Objective: Edit the material below so that every "Везнич" becomes "Веснич", keeping everything else unchanged.

Task material:
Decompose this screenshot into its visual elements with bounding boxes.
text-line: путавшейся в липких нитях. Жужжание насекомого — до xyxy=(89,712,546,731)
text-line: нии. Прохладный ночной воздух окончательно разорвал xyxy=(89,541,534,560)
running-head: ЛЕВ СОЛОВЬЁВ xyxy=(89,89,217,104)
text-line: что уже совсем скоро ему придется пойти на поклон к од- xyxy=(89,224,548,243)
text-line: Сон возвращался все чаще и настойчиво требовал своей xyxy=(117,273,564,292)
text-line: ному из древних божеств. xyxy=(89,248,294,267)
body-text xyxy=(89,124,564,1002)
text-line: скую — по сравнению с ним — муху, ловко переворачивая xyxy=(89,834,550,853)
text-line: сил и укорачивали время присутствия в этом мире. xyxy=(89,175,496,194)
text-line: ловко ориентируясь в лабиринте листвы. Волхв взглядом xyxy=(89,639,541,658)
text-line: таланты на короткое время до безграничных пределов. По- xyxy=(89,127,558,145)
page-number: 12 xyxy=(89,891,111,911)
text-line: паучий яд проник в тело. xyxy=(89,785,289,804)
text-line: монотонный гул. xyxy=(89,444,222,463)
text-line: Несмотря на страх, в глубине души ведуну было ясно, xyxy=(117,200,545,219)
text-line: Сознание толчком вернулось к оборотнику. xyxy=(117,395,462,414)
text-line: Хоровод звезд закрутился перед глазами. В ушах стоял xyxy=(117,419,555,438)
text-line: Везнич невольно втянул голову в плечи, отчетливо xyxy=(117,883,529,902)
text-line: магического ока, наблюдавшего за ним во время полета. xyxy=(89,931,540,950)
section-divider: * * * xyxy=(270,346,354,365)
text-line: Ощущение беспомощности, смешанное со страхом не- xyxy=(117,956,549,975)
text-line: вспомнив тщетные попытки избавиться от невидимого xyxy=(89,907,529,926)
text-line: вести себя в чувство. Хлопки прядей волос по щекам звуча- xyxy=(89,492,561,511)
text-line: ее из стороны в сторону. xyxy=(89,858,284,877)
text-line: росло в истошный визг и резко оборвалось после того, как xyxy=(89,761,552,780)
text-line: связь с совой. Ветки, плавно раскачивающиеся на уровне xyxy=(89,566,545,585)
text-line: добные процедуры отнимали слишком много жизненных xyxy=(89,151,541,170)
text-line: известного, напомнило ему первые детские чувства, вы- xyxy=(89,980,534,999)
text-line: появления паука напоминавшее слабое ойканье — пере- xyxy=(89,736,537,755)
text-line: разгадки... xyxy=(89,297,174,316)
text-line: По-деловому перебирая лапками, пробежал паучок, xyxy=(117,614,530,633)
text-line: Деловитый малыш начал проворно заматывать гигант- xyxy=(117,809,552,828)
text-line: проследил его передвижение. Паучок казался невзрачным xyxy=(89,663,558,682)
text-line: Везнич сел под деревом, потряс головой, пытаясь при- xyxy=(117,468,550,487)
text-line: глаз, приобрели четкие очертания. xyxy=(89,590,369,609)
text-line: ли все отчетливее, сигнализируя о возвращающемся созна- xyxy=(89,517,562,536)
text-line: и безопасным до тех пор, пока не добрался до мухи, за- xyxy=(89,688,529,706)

Output of the exercise:
Decompose this screenshot into its visual elements with bounding boxes.
text-line: путавшейся в липких нитях. Жужжание насекомого — до xyxy=(89,712,546,731)
text-line: нии. Прохладный ночной воздух окончательно разорвал xyxy=(89,541,534,560)
running-head: ЛЕВ СОЛОВЬЁВ xyxy=(89,89,217,104)
text-line: что уже совсем скоро ему придется пойти на поклон к од- xyxy=(89,224,548,243)
text-line: Сон возвращался все чаще и настойчиво требовал своей xyxy=(117,273,564,292)
text-line: ному из древних божеств. xyxy=(89,248,294,267)
body-text xyxy=(89,124,564,1002)
text-line: скую — по сравнению с ним — муху, ловко переворачивая xyxy=(89,834,550,853)
text-line: сил и укорачивали время присутствия в этом мире. xyxy=(89,175,496,194)
text-line: ловко ориентируясь в лабиринте листвы. Волхв взглядом xyxy=(89,639,541,658)
text-line: таланты на короткое время до безграничных пределов. По- xyxy=(89,127,558,145)
page-number: 12 xyxy=(89,891,111,911)
text-line: паучий яд проник в тело. xyxy=(89,785,289,804)
text-line: монотонный гул. xyxy=(89,444,222,463)
text-line: Несмотря на страх, в глубине души ведуну было ясно, xyxy=(117,200,545,219)
text-line: Сознание толчком вернулось к оборотнику. xyxy=(117,395,462,414)
text-line: Хоровод звезд закрутился перед глазами. В ушах стоял xyxy=(117,419,555,438)
text-line: Веснич невольно втянул голову в плечи, отчетливо xyxy=(117,883,529,902)
text-line: магического ока, наблюдавшего за ним во время полета. xyxy=(89,931,540,950)
section-divider: * * * xyxy=(270,346,354,365)
text-line: Ощущение беспомощности, смешанное со страхом не- xyxy=(117,956,549,975)
text-line: вспомнив тщетные попытки избавиться от невидимого xyxy=(89,907,529,926)
text-line: вести себя в чувство. Хлопки прядей волос по щекам звуча- xyxy=(89,492,561,511)
text-line: ее из стороны в сторону. xyxy=(89,858,284,877)
text-line: росло в истошный визг и резко оборвалось после того, как xyxy=(89,761,552,780)
text-line: связь с совой. Ветки, плавно раскачивающиеся на уровне xyxy=(89,566,545,585)
text-line: добные процедуры отнимали слишком много жизненных xyxy=(89,151,541,170)
text-line: известного, напомнило ему первые детские чувства, вы- xyxy=(89,980,534,999)
text-line: появления паука напоминавшее слабое ойканье — пере- xyxy=(89,736,537,755)
text-line: разгадки... xyxy=(89,297,174,316)
text-line: По-деловому перебирая лапками, пробежал паучок, xyxy=(117,614,530,633)
text-line: Деловитый малыш начал проворно заматывать гигант- xyxy=(117,809,552,828)
text-line: проследил его передвижение. Паучок казался невзрачным xyxy=(89,663,558,682)
text-line: Веснич сел под деревом, потряс головой, пытаясь при- xyxy=(117,468,550,487)
text-line: глаз, приобрели четкие очертания. xyxy=(89,590,369,609)
text-line: ли все отчетливее, сигнализируя о возвращающемся созна- xyxy=(89,517,562,536)
text-line: и безопасным до тех пор, пока не добрался до мухи, за- xyxy=(89,688,529,706)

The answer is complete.